Goal - Omit all pictures and give the records below again exactly as written.

Records to use -
* * *
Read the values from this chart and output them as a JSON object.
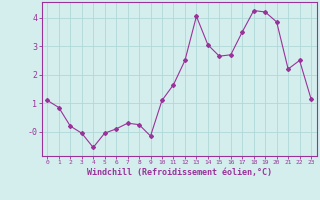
{
  "x": [
    0,
    1,
    2,
    3,
    4,
    5,
    6,
    7,
    8,
    9,
    10,
    11,
    12,
    13,
    14,
    15,
    16,
    17,
    18,
    19,
    20,
    21,
    22,
    23
  ],
  "y": [
    1.1,
    0.85,
    0.2,
    -0.05,
    -0.55,
    -0.05,
    0.1,
    0.3,
    0.25,
    -0.15,
    1.1,
    1.65,
    2.5,
    4.05,
    3.05,
    2.65,
    2.7,
    3.5,
    4.25,
    4.2,
    3.85,
    2.2,
    2.5,
    1.15
  ],
  "line_color": "#993399",
  "marker": "D",
  "marker_size": 2,
  "bg_color": "#d4eeee",
  "grid_color": "#b0d8d8",
  "xlabel": "Windchill (Refroidissement éolien,°C)",
  "xlabel_color": "#993399",
  "tick_color": "#993399",
  "ylim": [
    -0.85,
    4.55
  ],
  "xlim": [
    -0.5,
    23.5
  ],
  "yticks": [
    4,
    3,
    2,
    1,
    0
  ],
  "ytick_labels": [
    "4",
    "3",
    "2",
    "1",
    "-0"
  ],
  "xticks": [
    0,
    1,
    2,
    3,
    4,
    5,
    6,
    7,
    8,
    9,
    10,
    11,
    12,
    13,
    14,
    15,
    16,
    17,
    18,
    19,
    20,
    21,
    22,
    23
  ],
  "spine_color": "#993399"
}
* * *
Answer to the exercise -
Read the values from this chart and output them as a JSON object.
{
  "x": [
    0,
    1,
    2,
    3,
    4,
    5,
    6,
    7,
    8,
    9,
    10,
    11,
    12,
    13,
    14,
    15,
    16,
    17,
    18,
    19,
    20,
    21,
    22,
    23
  ],
  "y": [
    1.1,
    0.85,
    0.2,
    -0.05,
    -0.55,
    -0.05,
    0.1,
    0.3,
    0.25,
    -0.15,
    1.1,
    1.65,
    2.5,
    4.05,
    3.05,
    2.65,
    2.7,
    3.5,
    4.25,
    4.2,
    3.85,
    2.2,
    2.5,
    1.15
  ],
  "line_color": "#993399",
  "marker": "D",
  "marker_size": 2,
  "bg_color": "#d4eeee",
  "grid_color": "#b0d8d8",
  "xlabel": "Windchill (Refroidissement éolien,°C)",
  "xlabel_color": "#993399",
  "tick_color": "#993399",
  "ylim": [
    -0.85,
    4.55
  ],
  "xlim": [
    -0.5,
    23.5
  ],
  "yticks": [
    4,
    3,
    2,
    1,
    0
  ],
  "ytick_labels": [
    "4",
    "3",
    "2",
    "1",
    "-0"
  ],
  "xticks": [
    0,
    1,
    2,
    3,
    4,
    5,
    6,
    7,
    8,
    9,
    10,
    11,
    12,
    13,
    14,
    15,
    16,
    17,
    18,
    19,
    20,
    21,
    22,
    23
  ],
  "spine_color": "#993399"
}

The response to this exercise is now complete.